• [Records for this task]
+ + +
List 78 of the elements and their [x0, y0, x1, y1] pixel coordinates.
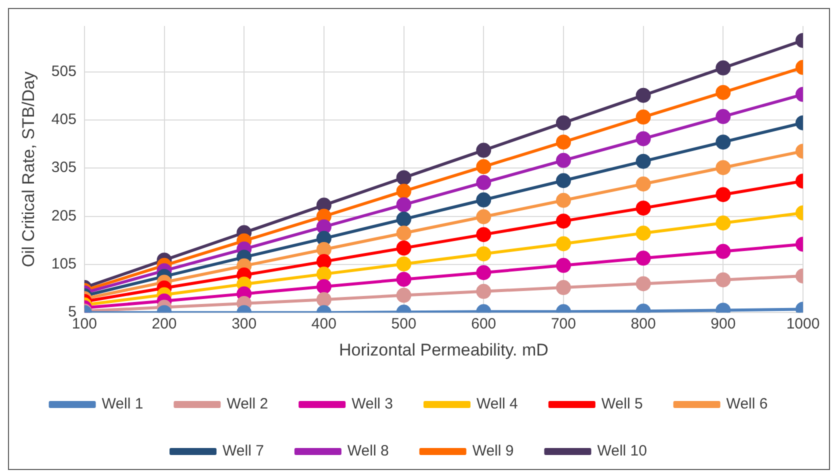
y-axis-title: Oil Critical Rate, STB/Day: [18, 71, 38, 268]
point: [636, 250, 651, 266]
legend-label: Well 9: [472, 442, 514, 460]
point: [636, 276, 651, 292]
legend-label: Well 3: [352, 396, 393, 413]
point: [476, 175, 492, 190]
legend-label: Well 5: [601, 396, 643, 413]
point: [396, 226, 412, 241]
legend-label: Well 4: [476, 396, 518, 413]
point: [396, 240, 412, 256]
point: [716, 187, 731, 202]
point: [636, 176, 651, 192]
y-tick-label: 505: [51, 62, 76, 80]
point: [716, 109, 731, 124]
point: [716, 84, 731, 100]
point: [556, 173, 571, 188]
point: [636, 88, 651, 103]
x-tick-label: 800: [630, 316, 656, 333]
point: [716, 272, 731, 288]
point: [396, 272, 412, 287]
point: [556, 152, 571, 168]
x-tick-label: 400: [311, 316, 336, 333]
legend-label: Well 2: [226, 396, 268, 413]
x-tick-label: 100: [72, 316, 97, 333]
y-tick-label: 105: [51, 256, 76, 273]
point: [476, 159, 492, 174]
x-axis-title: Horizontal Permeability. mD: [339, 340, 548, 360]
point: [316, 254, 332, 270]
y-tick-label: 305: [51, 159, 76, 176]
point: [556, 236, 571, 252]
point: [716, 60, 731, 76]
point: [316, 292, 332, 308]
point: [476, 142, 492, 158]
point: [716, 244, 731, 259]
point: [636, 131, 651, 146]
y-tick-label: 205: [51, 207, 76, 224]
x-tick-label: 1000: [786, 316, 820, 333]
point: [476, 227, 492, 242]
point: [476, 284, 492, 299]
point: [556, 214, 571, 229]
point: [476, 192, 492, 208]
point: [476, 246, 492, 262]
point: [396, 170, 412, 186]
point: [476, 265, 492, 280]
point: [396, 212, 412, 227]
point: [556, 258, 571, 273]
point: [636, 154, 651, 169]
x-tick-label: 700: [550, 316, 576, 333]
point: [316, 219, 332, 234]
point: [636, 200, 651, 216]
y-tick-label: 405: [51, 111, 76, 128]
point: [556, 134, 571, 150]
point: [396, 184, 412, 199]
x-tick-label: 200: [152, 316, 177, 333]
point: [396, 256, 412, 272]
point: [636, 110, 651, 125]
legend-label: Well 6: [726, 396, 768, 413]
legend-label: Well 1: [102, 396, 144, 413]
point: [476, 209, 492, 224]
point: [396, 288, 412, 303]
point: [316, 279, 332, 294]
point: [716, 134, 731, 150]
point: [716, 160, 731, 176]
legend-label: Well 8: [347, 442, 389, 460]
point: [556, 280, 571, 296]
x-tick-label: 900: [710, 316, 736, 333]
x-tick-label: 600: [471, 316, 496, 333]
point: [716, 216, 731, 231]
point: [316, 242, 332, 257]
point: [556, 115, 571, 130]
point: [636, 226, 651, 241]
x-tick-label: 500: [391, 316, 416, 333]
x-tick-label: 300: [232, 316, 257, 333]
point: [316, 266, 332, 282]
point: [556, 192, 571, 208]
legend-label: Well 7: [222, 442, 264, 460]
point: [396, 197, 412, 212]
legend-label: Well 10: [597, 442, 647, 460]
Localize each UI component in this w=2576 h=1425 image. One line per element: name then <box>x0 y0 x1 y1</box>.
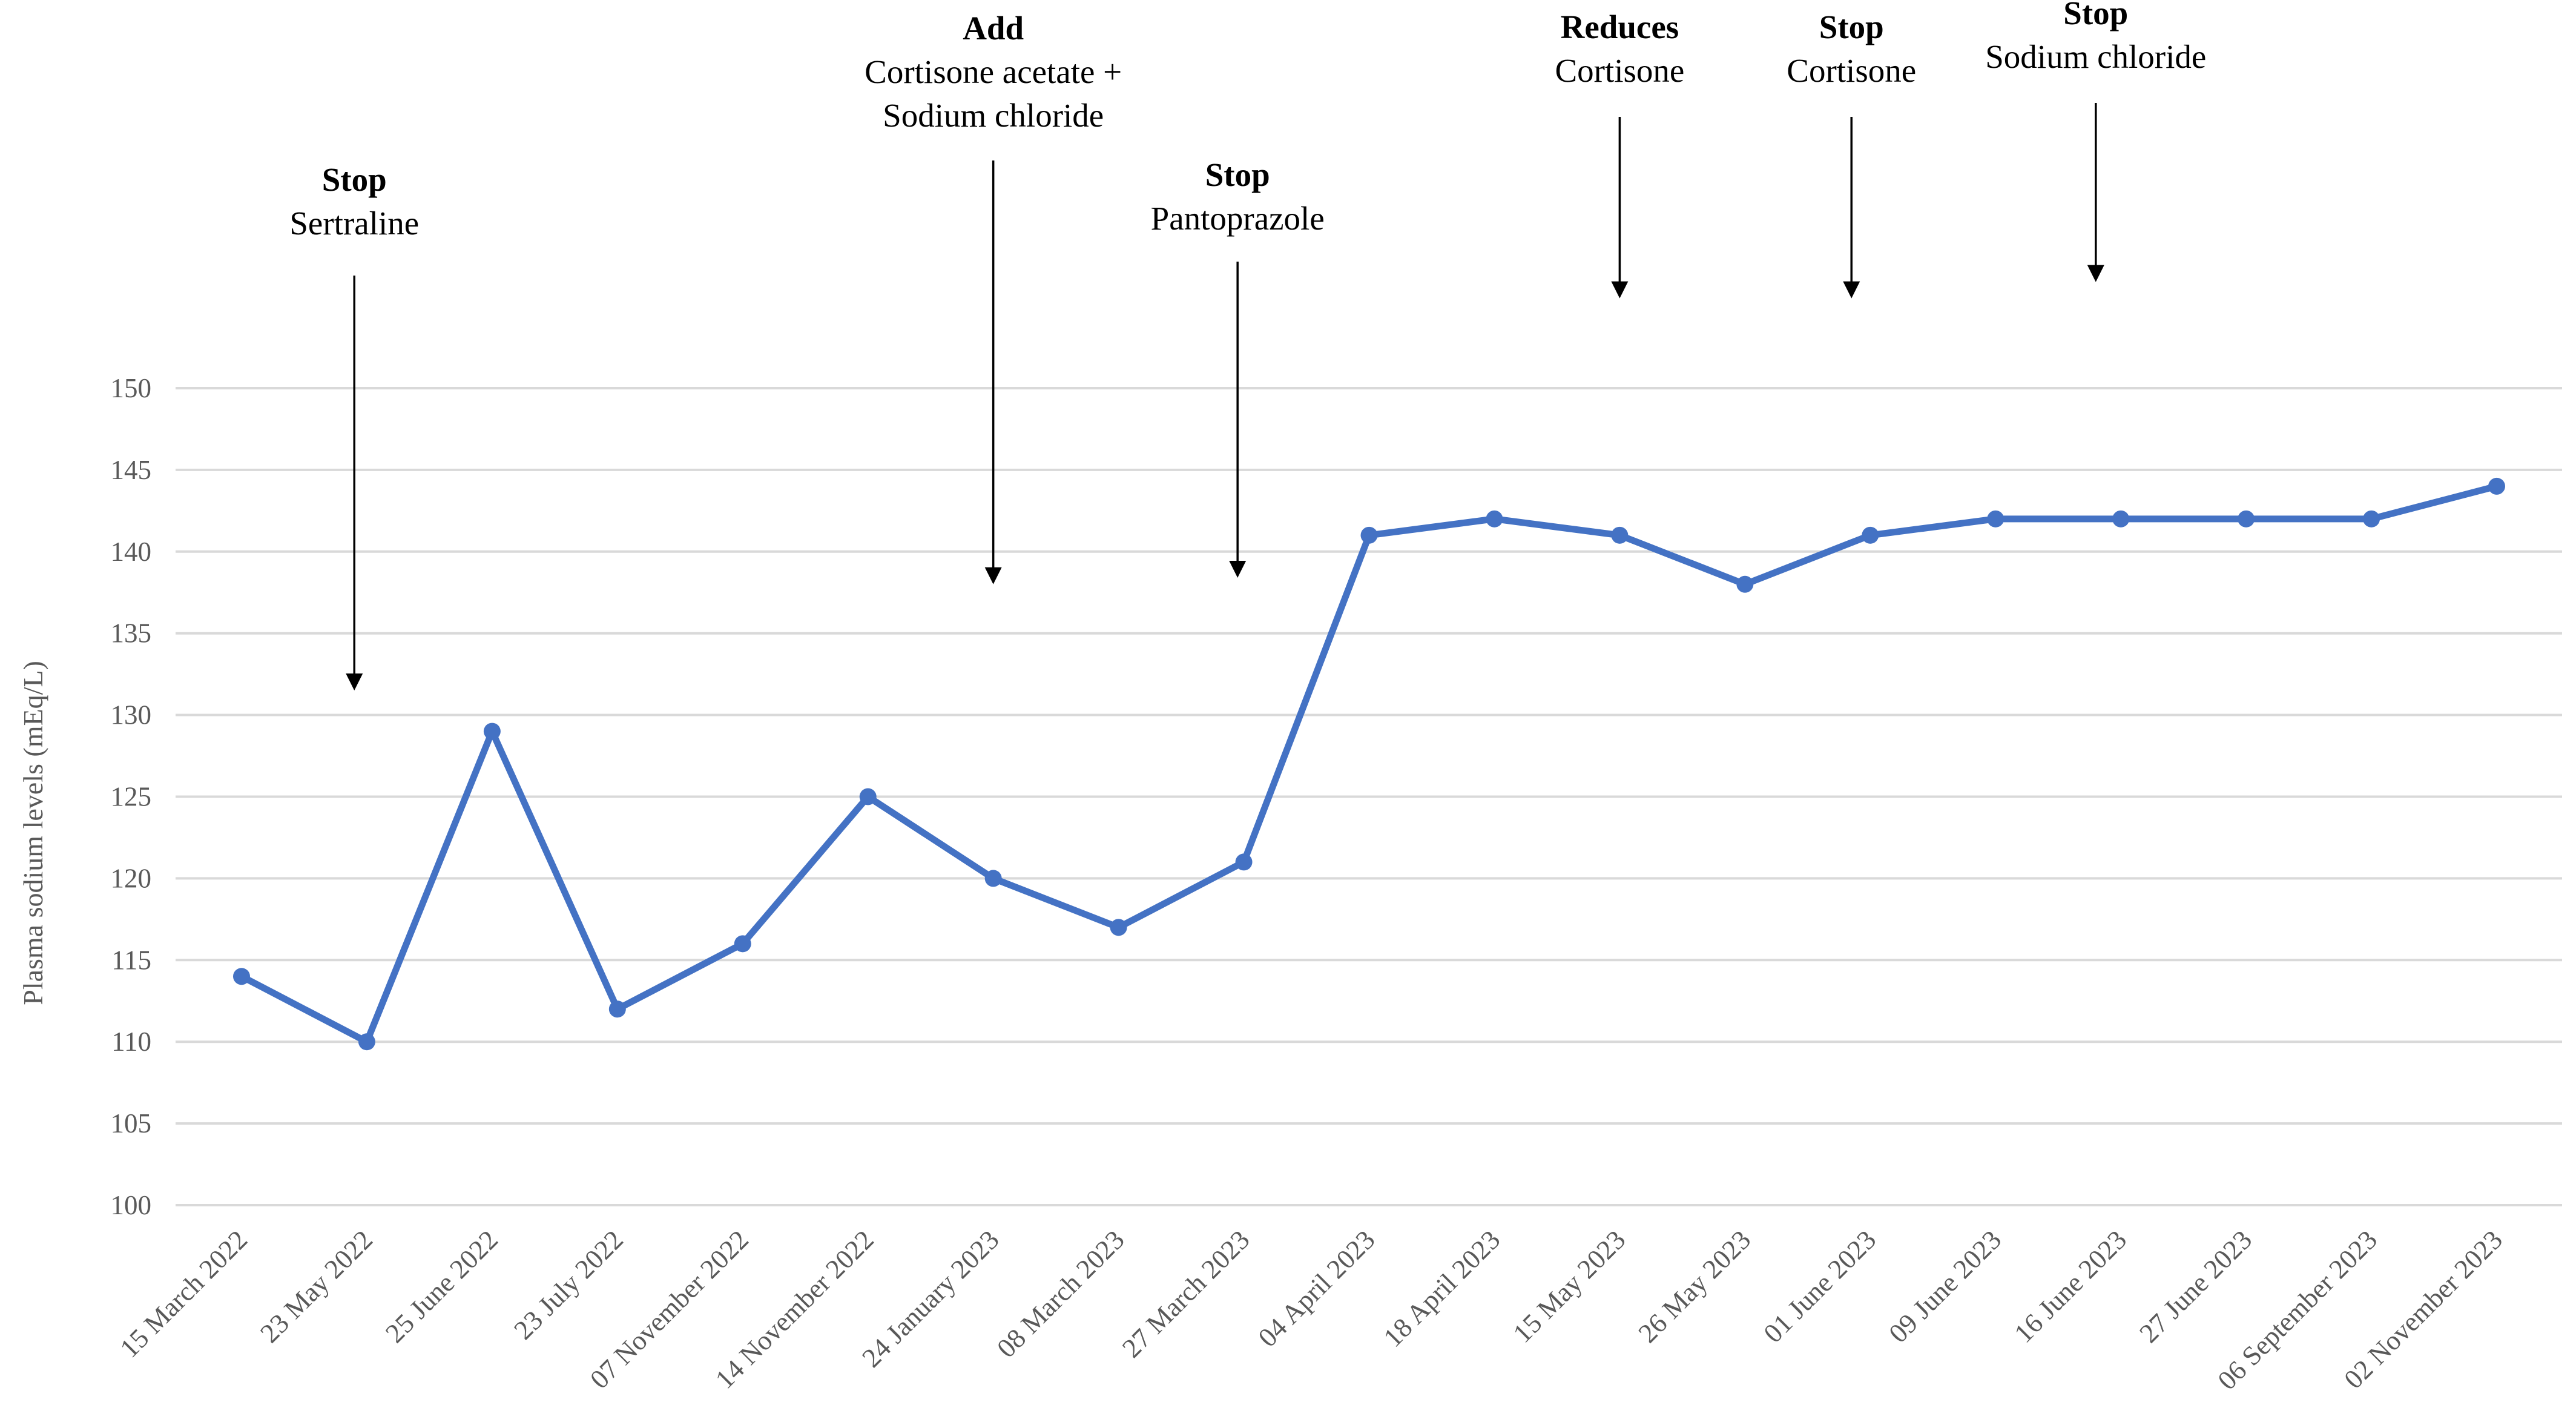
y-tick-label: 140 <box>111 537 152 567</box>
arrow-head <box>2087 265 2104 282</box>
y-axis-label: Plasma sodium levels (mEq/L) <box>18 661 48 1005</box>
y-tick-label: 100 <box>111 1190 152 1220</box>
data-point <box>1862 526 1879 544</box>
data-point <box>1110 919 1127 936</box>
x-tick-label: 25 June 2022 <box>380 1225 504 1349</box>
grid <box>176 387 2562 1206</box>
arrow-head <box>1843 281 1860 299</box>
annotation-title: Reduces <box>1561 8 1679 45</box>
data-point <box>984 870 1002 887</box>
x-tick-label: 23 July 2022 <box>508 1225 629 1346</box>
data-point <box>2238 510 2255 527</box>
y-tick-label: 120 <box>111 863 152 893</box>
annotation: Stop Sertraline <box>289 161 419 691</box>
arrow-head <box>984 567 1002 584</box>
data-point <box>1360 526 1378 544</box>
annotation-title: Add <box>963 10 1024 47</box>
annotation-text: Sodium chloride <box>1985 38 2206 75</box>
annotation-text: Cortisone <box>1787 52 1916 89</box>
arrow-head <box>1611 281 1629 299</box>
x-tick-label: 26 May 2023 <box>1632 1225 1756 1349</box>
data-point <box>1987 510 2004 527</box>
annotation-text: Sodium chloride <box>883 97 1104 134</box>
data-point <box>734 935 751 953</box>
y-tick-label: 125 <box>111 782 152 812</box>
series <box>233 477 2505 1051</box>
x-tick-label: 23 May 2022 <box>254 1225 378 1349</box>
+ + +
• [What is needed]
Put every line from the rows above into a numbered list, skipping any blank lines. Leave the pictures out.

• [Finished exercise]
1. List 78 of the elements and their [x0, y0, x1, y1] pixel coordinates.
2. y-axis-title: Oil Critical Rate, STB/Day: [18, 71, 38, 268]
3. point: [636, 250, 651, 266]
4. legend-label: Well 9: [472, 442, 514, 460]
5. point: [636, 276, 651, 292]
6. legend-label: Well 3: [352, 396, 393, 413]
7. point: [476, 175, 492, 190]
8. legend-label: Well 5: [601, 396, 643, 413]
9. point: [396, 226, 412, 241]
10. legend-label: Well 4: [476, 396, 518, 413]
11. point: [396, 240, 412, 256]
12. point: [716, 187, 731, 202]
13. point: [636, 176, 651, 192]
14. y-tick-label: 505: [51, 62, 76, 80]
15. point: [716, 109, 731, 124]
16. point: [716, 84, 731, 100]
17. point: [556, 173, 571, 188]
18. point: [636, 88, 651, 103]
19. x-tick-label: 800: [630, 316, 656, 333]
20. point: [716, 272, 731, 288]
21. point: [396, 272, 412, 287]
22. point: [556, 152, 571, 168]
23. x-tick-label: 400: [311, 316, 336, 333]
24. legend-label: Well 2: [226, 396, 268, 413]
25. x-tick-label: 100: [72, 316, 97, 333]
26. y-tick-label: 105: [51, 256, 76, 273]
27. point: [476, 159, 492, 174]
28. x-axis-title: Horizontal Permeability. mD: [339, 340, 548, 360]
29. point: [316, 254, 332, 270]
30. y-tick-label: 305: [51, 159, 76, 176]
31. point: [556, 236, 571, 252]
32. point: [716, 60, 731, 76]
33. point: [316, 292, 332, 308]
34. point: [476, 142, 492, 158]
35. point: [716, 244, 731, 259]
36. point: [636, 131, 651, 146]
37. y-tick-label: 205: [51, 207, 76, 224]
38. x-tick-label: 1000: [786, 316, 820, 333]
39. point: [476, 227, 492, 242]
40. point: [476, 284, 492, 299]
41. point: [556, 214, 571, 229]
42. point: [476, 192, 492, 208]
43. point: [476, 246, 492, 262]
44. point: [396, 170, 412, 186]
45. point: [476, 265, 492, 280]
46. point: [396, 212, 412, 227]
47. point: [556, 258, 571, 273]
48. point: [636, 154, 651, 169]
49. x-tick-label: 700: [550, 316, 576, 333]
50. point: [316, 219, 332, 234]
51. point: [636, 200, 651, 216]
52. y-tick-label: 405: [51, 111, 76, 128]
53. point: [556, 134, 571, 150]
54. point: [396, 184, 412, 199]
55. x-tick-label: 200: [152, 316, 177, 333]
56. point: [396, 256, 412, 272]
57. point: [636, 110, 651, 125]
58. legend-label: Well 6: [726, 396, 768, 413]
59. legend-label: Well 1: [102, 396, 144, 413]
60. point: [476, 209, 492, 224]
61. point: [396, 288, 412, 303]
62. point: [316, 279, 332, 294]
63. point: [716, 134, 731, 150]
64. point: [716, 160, 731, 176]
65. legend-label: Well 8: [347, 442, 389, 460]
66. point: [556, 280, 571, 296]
67. x-tick-label: 900: [710, 316, 736, 333]
68. x-tick-label: 600: [471, 316, 496, 333]
69. point: [716, 216, 731, 231]
70. point: [316, 242, 332, 257]
71. point: [556, 115, 571, 130]
72. point: [636, 226, 651, 241]
73. x-tick-label: 500: [391, 316, 416, 333]
74. x-tick-label: 300: [232, 316, 257, 333]
75. point: [316, 266, 332, 282]
76. point: [556, 192, 571, 208]
77. legend-label: Well 7: [222, 442, 264, 460]
78. point: [396, 197, 412, 212]
79. legend-label: Well 10: [597, 442, 647, 460]
80. Localize each UI component in this w=2576 h=1425 image. One line per element: name then <box>x0 y0 x1 y1</box>.
81. y-tick-label: 140 <box>111 537 152 567</box>
82. arrow-head <box>2087 265 2104 282</box>
83. y-axis-label: Plasma sodium levels (mEq/L) <box>18 661 48 1005</box>
84. y-tick-label: 100 <box>111 1190 152 1220</box>
85. data-point <box>1862 526 1879 544</box>
86. data-point <box>1110 919 1127 936</box>
87. x-tick-label: 25 June 2022 <box>380 1225 504 1349</box>
88. grid <box>176 387 2562 1206</box>
89. arrow-head <box>1843 281 1860 299</box>
90. annotation-title: Reduces <box>1561 8 1679 45</box>
91. data-point <box>984 870 1002 887</box>
92. x-tick-label: 23 July 2022 <box>508 1225 629 1346</box>
93. data-point <box>2238 510 2255 527</box>
94. y-tick-label: 120 <box>111 863 152 893</box>
95. annotation: Stop Sertraline <box>289 161 419 691</box>
96. arrow-head <box>984 567 1002 584</box>
97. data-point <box>1360 526 1378 544</box>
98. annotation-title: Add <box>963 10 1024 47</box>
99. annotation-text: Sodium chloride <box>1985 38 2206 75</box>
100. annotation-text: Cortisone <box>1787 52 1916 89</box>
101. arrow-head <box>1611 281 1629 299</box>
102. x-tick-label: 26 May 2023 <box>1632 1225 1756 1349</box>
103. data-point <box>1987 510 2004 527</box>
104. annotation-text: Sodium chloride <box>883 97 1104 134</box>
105. data-point <box>734 935 751 953</box>
106. y-tick-label: 125 <box>111 782 152 812</box>
107. series <box>233 477 2505 1051</box>
108. x-tick-label: 23 May 2022 <box>254 1225 378 1349</box>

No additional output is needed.